The required output is the line containing "OCR this image." through the final line of the material below, printed exactly, with no other lines.
/---
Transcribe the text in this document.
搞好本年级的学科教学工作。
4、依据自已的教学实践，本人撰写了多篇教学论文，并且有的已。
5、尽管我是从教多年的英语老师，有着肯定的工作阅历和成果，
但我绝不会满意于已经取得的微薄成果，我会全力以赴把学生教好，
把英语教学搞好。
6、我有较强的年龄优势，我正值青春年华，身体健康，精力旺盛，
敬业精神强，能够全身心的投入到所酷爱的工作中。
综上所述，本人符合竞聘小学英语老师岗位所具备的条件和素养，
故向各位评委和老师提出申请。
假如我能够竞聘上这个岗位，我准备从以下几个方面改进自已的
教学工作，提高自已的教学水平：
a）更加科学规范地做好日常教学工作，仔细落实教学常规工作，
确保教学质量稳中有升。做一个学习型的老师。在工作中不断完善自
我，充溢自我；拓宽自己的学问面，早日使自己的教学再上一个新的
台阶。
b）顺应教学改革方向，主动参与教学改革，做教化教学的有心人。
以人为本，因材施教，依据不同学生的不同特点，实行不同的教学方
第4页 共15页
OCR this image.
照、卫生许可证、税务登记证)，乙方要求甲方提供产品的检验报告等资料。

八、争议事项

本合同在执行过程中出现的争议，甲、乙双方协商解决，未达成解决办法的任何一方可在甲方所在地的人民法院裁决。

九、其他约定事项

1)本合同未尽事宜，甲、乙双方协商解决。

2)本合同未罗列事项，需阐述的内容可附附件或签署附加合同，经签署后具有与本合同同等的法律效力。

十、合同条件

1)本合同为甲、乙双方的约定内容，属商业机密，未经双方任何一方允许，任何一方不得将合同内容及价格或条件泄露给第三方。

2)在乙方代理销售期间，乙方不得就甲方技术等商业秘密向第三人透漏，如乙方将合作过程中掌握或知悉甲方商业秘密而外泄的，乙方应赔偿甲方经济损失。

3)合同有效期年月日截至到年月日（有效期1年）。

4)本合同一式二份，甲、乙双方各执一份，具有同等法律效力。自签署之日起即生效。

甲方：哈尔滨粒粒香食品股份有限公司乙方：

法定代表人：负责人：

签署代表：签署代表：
\---
ANSWER BELOW:
OCR this image.
照、卫生许可证、税务登记证)，乙方要求甲方提供产品的检验报告等资料。

八、争议事项

本合同在执行过程中出现的争议，甲、乙双方协商解决，未达成解决办法的任何一方可在甲方所在地的人民法院裁决。

九、其他约定事项

1)本合同未尽事宜，甲、乙双方协商解决。

2)本合同未罗列事项，需阐述的内容可附附件或签署附加合同，经签署后具有与本合同同等的法律效力。

十、合同条件

1)本合同为甲、乙双方的约定内容，属商业机密，未经双方任何一方允许，任何一方不得将合同内容及价格或条件泄露给第三方。

2)在乙方代理销售期间，乙方不得就甲方技术等商业秘密向第三人透漏，如乙方将合作过程中掌握或知悉甲方商业秘密而外泄的，乙方应赔偿甲方经济损失。

3)合同有效期年月日截至到年月日（有效期1年）。

4)本合同一式二份，甲、乙双方各执一份，具有同等法律效力。自签署之日起即生效。

甲方：哈尔滨粒粒香食品股份有限公司乙方：

法定代表人：负责人：

签署代表：签署代表：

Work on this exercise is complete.